PROBLEM DESCRIPTION:
Reproduce the material from its first line through the line containing "isotonic-point bbox=[524, 77, 529, 82]", renaming "precision-point" to "precision-marker" throughout and leaving everything else unchanged.

========

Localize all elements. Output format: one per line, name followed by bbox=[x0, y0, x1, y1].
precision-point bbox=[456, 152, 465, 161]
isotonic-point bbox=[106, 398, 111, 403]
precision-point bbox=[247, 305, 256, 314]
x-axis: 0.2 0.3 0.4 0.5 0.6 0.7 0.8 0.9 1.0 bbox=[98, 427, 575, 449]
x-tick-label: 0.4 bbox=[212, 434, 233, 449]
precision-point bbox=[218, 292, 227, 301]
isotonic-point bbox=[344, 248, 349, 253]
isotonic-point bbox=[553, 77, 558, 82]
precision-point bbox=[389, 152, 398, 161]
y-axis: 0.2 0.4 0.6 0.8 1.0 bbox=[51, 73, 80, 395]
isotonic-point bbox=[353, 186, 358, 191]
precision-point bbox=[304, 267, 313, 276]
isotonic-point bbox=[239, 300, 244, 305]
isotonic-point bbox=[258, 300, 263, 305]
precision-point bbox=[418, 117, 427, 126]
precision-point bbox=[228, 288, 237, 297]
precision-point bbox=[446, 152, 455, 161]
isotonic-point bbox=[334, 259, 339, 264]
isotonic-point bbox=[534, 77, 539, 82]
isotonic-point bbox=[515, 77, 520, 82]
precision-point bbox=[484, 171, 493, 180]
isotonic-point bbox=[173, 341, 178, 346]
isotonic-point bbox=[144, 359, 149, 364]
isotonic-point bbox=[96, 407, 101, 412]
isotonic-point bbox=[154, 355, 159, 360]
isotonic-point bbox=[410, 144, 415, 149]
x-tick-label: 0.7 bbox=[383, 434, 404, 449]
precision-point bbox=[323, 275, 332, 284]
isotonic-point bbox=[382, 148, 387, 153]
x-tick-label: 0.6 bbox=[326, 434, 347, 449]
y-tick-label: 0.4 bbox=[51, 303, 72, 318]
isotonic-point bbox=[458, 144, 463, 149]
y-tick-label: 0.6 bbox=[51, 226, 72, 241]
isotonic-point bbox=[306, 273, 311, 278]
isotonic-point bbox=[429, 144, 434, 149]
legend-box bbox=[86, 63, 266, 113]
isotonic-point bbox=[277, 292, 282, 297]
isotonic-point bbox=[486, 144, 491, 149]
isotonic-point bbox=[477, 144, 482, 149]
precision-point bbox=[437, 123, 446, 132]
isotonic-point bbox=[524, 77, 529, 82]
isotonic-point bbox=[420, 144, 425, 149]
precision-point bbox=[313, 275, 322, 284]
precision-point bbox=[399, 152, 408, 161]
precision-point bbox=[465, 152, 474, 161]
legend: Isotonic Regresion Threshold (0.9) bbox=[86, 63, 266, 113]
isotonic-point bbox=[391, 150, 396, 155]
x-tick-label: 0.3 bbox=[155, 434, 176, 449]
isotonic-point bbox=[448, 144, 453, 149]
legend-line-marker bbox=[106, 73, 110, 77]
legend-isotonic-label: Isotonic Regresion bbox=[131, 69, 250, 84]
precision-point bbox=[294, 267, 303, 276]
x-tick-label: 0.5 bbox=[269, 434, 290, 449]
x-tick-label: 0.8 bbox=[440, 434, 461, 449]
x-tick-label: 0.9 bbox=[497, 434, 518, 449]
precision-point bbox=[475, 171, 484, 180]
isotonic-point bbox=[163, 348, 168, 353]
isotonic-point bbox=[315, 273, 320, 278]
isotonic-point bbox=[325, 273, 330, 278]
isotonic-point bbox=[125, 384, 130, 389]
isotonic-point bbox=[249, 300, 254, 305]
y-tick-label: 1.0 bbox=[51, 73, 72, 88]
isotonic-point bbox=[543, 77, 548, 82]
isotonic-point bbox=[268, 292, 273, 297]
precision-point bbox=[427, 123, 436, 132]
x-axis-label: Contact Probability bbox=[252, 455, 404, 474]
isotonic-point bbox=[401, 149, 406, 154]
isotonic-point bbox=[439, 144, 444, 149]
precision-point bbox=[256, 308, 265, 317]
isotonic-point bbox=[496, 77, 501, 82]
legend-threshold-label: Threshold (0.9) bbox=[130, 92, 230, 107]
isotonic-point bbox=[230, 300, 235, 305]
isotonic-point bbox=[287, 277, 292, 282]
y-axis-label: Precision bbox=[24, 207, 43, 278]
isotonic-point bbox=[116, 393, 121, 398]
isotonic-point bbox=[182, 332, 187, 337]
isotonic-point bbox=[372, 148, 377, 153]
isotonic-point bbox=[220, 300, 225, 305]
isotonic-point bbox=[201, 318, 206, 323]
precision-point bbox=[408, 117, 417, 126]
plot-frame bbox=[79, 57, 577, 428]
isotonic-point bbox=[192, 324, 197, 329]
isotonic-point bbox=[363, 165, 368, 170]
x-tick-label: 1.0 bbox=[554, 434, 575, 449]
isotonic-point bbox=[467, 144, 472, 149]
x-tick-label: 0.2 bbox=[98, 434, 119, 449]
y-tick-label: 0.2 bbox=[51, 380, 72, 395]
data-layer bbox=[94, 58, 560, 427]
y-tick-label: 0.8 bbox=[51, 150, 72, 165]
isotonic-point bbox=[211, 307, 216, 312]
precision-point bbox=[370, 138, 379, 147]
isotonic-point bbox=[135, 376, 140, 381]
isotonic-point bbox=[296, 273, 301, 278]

========

WRITTEN RESPONSE:
Localize all elements. Output format: one per line, name followed by bbox=[x0, y0, x1, y1].
precision-marker bbox=[456, 152, 465, 161]
isotonic-point bbox=[106, 398, 111, 403]
precision-marker bbox=[247, 305, 256, 314]
x-axis: 0.2 0.3 0.4 0.5 0.6 0.7 0.8 0.9 1.0 bbox=[98, 427, 575, 449]
x-tick-label: 0.4 bbox=[212, 434, 233, 449]
precision-marker bbox=[218, 292, 227, 301]
isotonic-point bbox=[344, 248, 349, 253]
isotonic-point bbox=[553, 77, 558, 82]
precision-marker bbox=[389, 152, 398, 161]
y-axis: 0.2 0.4 0.6 0.8 1.0 bbox=[51, 73, 80, 395]
isotonic-point bbox=[353, 186, 358, 191]
precision-marker bbox=[304, 267, 313, 276]
isotonic-point bbox=[239, 300, 244, 305]
isotonic-point bbox=[258, 300, 263, 305]
precision-marker bbox=[418, 117, 427, 126]
precision-marker bbox=[228, 288, 237, 297]
precision-marker bbox=[446, 152, 455, 161]
isotonic-point bbox=[334, 259, 339, 264]
isotonic-point bbox=[534, 77, 539, 82]
isotonic-point bbox=[515, 77, 520, 82]
precision-marker bbox=[484, 171, 493, 180]
isotonic-point bbox=[173, 341, 178, 346]
isotonic-point bbox=[144, 359, 149, 364]
isotonic-point bbox=[96, 407, 101, 412]
isotonic-point bbox=[154, 355, 159, 360]
isotonic-point bbox=[410, 144, 415, 149]
x-tick-label: 0.7 bbox=[383, 434, 404, 449]
precision-marker bbox=[323, 275, 332, 284]
isotonic-point bbox=[382, 148, 387, 153]
x-tick-label: 0.6 bbox=[326, 434, 347, 449]
y-tick-label: 0.4 bbox=[51, 303, 72, 318]
isotonic-point bbox=[458, 144, 463, 149]
y-tick-label: 0.6 bbox=[51, 226, 72, 241]
isotonic-point bbox=[306, 273, 311, 278]
isotonic-point bbox=[429, 144, 434, 149]
legend-box bbox=[86, 63, 266, 113]
isotonic-point bbox=[277, 292, 282, 297]
isotonic-point bbox=[486, 144, 491, 149]
isotonic-point bbox=[477, 144, 482, 149]
precision-marker bbox=[437, 123, 446, 132]
isotonic-point bbox=[524, 77, 529, 82]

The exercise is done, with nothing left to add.